## WRITTEN PROBLEM
Identify and pull out each line of the entries in which "vzhůru" occurs.

_ _ _ _ _ _ _

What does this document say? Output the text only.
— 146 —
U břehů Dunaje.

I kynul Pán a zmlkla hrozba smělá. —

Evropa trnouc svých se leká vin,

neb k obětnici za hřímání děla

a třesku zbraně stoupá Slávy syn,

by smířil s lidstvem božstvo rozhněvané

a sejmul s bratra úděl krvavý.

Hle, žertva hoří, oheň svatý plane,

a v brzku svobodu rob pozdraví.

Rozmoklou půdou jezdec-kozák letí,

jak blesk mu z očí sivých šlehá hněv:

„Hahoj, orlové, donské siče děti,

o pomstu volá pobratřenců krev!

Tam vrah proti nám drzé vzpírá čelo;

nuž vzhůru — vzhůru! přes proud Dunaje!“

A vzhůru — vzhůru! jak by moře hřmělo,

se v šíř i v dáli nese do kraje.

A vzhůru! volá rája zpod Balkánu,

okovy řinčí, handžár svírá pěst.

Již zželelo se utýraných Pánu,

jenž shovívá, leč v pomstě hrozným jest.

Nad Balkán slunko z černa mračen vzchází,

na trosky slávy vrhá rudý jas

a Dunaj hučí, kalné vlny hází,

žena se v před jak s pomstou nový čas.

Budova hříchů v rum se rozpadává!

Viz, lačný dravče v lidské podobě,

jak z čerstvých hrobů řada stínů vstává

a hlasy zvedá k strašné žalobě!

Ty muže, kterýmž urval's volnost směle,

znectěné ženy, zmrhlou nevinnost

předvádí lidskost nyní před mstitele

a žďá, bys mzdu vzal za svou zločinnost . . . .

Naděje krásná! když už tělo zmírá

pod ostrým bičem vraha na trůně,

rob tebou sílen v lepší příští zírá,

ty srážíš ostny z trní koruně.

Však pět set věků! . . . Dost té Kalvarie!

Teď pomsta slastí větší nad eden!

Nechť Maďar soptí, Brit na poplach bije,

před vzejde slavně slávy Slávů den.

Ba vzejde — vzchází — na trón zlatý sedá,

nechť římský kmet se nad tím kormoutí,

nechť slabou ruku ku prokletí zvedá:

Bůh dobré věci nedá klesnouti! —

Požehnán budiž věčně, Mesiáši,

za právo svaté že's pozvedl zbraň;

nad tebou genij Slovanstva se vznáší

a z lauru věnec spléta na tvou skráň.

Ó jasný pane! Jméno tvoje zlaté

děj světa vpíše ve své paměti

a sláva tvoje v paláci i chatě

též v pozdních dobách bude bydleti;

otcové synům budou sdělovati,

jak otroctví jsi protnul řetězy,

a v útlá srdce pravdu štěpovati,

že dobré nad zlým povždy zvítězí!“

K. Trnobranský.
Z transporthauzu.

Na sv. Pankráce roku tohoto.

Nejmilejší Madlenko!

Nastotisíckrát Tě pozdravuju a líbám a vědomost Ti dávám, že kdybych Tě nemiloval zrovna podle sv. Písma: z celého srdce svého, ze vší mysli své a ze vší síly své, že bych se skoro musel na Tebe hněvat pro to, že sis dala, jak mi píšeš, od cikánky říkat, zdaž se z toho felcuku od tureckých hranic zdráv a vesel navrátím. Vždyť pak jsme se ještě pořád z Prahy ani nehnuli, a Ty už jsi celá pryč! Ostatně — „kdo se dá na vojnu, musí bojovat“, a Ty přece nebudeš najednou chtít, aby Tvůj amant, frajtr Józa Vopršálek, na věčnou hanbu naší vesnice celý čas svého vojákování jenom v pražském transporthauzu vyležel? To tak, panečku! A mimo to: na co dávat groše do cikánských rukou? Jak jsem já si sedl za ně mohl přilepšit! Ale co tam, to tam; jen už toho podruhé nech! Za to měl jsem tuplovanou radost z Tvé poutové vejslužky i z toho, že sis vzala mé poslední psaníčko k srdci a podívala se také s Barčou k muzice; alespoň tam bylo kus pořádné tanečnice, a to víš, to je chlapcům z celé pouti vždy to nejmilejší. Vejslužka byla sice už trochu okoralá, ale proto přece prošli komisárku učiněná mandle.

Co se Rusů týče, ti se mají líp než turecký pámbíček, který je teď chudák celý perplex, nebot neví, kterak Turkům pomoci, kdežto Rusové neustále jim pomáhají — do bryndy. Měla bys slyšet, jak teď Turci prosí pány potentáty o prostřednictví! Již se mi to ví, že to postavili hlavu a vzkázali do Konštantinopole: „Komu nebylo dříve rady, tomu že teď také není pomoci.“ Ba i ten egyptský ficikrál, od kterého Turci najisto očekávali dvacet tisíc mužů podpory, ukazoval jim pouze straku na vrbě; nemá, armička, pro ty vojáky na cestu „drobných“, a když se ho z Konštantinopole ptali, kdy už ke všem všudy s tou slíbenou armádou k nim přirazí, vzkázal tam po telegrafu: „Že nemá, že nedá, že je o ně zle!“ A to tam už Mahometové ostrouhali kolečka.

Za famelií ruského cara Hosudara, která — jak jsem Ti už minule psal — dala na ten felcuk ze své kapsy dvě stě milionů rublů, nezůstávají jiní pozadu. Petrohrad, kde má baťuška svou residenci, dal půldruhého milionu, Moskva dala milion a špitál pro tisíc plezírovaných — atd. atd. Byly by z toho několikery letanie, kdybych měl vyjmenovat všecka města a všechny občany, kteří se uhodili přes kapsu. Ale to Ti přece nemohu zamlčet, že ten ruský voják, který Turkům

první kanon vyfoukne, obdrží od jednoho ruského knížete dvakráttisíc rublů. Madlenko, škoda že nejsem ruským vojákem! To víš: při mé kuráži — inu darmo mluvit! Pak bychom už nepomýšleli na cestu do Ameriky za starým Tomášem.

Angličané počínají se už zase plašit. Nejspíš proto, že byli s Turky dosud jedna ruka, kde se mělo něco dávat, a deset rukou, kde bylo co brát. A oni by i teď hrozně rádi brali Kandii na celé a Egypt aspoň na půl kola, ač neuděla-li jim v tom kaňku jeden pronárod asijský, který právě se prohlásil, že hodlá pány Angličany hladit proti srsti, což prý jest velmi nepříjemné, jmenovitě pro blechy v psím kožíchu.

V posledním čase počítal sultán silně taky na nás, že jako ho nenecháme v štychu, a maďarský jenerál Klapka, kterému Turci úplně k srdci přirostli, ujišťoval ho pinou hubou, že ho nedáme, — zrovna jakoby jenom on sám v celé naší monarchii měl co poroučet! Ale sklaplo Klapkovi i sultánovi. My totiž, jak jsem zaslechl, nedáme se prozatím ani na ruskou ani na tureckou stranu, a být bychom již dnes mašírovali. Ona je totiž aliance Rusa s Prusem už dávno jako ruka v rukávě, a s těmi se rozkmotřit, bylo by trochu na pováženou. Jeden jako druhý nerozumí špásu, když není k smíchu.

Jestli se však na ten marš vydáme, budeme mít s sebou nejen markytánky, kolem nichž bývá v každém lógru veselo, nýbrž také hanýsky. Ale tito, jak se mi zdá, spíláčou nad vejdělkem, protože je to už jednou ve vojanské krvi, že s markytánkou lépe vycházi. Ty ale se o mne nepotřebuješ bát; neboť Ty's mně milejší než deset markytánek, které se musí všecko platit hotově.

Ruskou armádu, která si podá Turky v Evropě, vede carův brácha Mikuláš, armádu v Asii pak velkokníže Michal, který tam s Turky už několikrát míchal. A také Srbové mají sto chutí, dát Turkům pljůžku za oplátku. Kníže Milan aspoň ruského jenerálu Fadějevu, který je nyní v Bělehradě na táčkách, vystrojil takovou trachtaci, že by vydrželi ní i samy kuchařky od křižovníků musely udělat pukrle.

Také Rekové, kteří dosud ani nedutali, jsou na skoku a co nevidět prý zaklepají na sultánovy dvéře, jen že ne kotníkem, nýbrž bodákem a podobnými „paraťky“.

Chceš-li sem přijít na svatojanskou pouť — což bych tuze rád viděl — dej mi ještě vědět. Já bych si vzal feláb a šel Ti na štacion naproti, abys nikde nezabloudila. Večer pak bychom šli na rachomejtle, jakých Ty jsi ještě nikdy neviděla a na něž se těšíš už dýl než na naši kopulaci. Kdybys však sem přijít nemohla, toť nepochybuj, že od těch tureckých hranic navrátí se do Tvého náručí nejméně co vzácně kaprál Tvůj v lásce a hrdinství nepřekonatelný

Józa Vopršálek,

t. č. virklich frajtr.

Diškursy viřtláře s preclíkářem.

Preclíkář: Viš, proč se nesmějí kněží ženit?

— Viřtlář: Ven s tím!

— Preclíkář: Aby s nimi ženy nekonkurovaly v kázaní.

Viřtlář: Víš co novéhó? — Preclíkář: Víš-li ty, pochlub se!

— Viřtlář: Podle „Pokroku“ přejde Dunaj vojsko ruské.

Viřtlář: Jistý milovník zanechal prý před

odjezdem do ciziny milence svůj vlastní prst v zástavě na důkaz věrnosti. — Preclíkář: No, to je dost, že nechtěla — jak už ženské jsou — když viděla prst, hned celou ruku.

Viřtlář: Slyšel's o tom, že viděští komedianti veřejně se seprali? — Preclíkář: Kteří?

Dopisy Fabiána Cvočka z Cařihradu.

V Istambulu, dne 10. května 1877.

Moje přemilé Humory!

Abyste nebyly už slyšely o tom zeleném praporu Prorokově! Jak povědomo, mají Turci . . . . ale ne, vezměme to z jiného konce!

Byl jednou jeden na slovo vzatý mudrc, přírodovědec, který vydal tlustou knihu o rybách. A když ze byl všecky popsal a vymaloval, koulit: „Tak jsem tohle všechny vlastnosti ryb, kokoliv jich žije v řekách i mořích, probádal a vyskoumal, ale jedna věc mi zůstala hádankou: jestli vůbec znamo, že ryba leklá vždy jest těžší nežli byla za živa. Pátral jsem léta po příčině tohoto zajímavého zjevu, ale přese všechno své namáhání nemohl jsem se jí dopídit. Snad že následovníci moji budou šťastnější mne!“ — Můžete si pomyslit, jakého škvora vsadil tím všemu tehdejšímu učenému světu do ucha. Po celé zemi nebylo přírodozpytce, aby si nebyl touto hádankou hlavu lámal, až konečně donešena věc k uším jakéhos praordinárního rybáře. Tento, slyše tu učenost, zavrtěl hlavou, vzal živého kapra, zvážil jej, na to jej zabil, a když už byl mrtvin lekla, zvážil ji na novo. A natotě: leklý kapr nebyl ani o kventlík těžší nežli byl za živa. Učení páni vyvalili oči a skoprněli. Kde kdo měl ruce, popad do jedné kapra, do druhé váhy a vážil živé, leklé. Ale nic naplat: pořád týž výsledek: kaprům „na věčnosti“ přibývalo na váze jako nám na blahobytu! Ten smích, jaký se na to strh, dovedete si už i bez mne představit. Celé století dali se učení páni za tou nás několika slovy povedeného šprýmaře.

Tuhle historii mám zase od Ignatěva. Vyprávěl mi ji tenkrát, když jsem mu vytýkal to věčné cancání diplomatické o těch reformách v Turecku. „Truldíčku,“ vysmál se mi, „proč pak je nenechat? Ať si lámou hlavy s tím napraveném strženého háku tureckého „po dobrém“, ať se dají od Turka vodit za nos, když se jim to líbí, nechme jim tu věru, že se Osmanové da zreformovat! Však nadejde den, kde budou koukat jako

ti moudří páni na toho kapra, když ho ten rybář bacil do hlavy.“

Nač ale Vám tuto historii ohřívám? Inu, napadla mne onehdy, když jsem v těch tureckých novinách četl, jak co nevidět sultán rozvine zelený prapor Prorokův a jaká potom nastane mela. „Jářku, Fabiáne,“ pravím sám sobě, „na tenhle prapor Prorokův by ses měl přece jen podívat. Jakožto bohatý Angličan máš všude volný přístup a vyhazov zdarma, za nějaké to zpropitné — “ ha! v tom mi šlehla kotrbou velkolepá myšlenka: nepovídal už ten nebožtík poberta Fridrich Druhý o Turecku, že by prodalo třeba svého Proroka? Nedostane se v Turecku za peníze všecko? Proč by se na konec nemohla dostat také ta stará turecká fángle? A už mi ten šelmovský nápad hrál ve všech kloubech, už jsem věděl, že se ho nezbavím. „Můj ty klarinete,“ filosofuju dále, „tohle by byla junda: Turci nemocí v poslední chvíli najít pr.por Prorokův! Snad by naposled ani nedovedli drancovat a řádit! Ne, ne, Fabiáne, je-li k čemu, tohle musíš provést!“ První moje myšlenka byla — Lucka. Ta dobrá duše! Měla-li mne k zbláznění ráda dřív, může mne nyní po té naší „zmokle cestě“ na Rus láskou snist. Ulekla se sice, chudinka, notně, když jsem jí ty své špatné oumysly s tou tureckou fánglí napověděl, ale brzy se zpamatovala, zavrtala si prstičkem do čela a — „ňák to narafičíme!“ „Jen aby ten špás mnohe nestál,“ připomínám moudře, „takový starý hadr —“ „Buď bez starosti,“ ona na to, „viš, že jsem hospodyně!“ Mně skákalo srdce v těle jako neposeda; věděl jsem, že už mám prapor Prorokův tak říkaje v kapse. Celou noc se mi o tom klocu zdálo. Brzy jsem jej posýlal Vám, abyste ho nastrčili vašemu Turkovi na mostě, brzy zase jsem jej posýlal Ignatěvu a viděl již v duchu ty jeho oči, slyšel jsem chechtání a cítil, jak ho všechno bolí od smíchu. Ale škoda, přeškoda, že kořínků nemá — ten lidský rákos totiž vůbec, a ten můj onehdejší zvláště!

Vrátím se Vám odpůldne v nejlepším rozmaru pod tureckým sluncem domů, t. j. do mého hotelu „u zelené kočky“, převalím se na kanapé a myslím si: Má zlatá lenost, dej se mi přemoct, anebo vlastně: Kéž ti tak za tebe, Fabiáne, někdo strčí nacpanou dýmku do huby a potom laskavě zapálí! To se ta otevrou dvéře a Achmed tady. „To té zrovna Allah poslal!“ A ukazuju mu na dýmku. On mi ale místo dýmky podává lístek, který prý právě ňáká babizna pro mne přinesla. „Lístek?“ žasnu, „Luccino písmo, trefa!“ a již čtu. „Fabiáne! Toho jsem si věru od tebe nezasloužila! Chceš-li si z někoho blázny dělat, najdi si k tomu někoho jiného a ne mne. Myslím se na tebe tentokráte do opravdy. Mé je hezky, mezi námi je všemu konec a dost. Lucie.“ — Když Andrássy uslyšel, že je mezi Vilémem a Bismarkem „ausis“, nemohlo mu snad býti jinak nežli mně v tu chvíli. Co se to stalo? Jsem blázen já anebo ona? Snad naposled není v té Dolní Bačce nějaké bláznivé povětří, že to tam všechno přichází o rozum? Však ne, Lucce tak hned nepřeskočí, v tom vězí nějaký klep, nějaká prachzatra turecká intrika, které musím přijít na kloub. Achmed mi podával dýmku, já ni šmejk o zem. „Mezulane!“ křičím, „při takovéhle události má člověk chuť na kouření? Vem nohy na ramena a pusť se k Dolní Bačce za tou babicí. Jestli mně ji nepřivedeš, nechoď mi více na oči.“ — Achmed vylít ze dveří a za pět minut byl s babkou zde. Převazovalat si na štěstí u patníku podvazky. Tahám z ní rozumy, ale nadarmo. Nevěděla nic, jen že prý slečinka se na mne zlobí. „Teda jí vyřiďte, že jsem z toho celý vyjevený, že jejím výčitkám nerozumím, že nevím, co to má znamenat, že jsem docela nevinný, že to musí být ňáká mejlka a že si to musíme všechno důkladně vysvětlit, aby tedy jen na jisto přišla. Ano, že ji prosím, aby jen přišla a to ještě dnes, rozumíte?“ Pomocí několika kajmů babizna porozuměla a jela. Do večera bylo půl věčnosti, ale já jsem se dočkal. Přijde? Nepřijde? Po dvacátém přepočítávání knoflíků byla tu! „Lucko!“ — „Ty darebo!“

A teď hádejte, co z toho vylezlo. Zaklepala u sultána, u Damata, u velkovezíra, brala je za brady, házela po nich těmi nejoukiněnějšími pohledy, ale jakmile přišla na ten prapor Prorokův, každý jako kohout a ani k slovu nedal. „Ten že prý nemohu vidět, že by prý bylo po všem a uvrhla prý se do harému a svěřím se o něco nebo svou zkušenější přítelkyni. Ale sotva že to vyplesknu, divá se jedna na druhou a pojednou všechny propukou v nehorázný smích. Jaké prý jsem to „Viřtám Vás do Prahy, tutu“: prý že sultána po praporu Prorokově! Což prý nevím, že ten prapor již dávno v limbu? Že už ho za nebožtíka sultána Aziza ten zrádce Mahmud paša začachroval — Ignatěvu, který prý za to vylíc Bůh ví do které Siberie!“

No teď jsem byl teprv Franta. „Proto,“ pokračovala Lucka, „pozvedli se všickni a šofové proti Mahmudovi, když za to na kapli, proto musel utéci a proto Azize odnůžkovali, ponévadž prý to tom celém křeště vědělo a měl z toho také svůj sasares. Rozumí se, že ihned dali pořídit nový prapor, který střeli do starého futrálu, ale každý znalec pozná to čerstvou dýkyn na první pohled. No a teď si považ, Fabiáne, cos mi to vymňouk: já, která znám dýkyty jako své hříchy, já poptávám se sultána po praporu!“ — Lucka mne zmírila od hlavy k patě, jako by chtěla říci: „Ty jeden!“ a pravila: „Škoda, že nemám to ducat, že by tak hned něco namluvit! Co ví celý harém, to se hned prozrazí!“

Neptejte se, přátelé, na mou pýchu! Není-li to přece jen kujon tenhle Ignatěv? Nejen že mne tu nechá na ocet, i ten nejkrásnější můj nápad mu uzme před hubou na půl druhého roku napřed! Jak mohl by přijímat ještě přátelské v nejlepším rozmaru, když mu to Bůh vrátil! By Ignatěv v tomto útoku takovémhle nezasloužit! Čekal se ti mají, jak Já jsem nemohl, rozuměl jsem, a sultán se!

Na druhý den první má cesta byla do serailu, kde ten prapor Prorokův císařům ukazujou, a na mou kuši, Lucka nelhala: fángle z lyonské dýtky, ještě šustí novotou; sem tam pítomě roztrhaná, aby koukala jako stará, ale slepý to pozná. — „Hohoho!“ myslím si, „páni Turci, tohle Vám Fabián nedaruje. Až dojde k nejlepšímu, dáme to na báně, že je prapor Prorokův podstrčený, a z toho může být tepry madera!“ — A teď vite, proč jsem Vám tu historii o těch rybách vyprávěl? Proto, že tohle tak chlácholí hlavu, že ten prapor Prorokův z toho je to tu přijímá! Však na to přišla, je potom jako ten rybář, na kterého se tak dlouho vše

_ _ _ _ _ _ _

## EXPECTED OUTPUT
nuž vzhůru — vzhůru! přes proud Dunaje!“
A vzhůru — vzhůru! jak by moře hřmělo,
A vzhůru! volá rája zpod Balkánu,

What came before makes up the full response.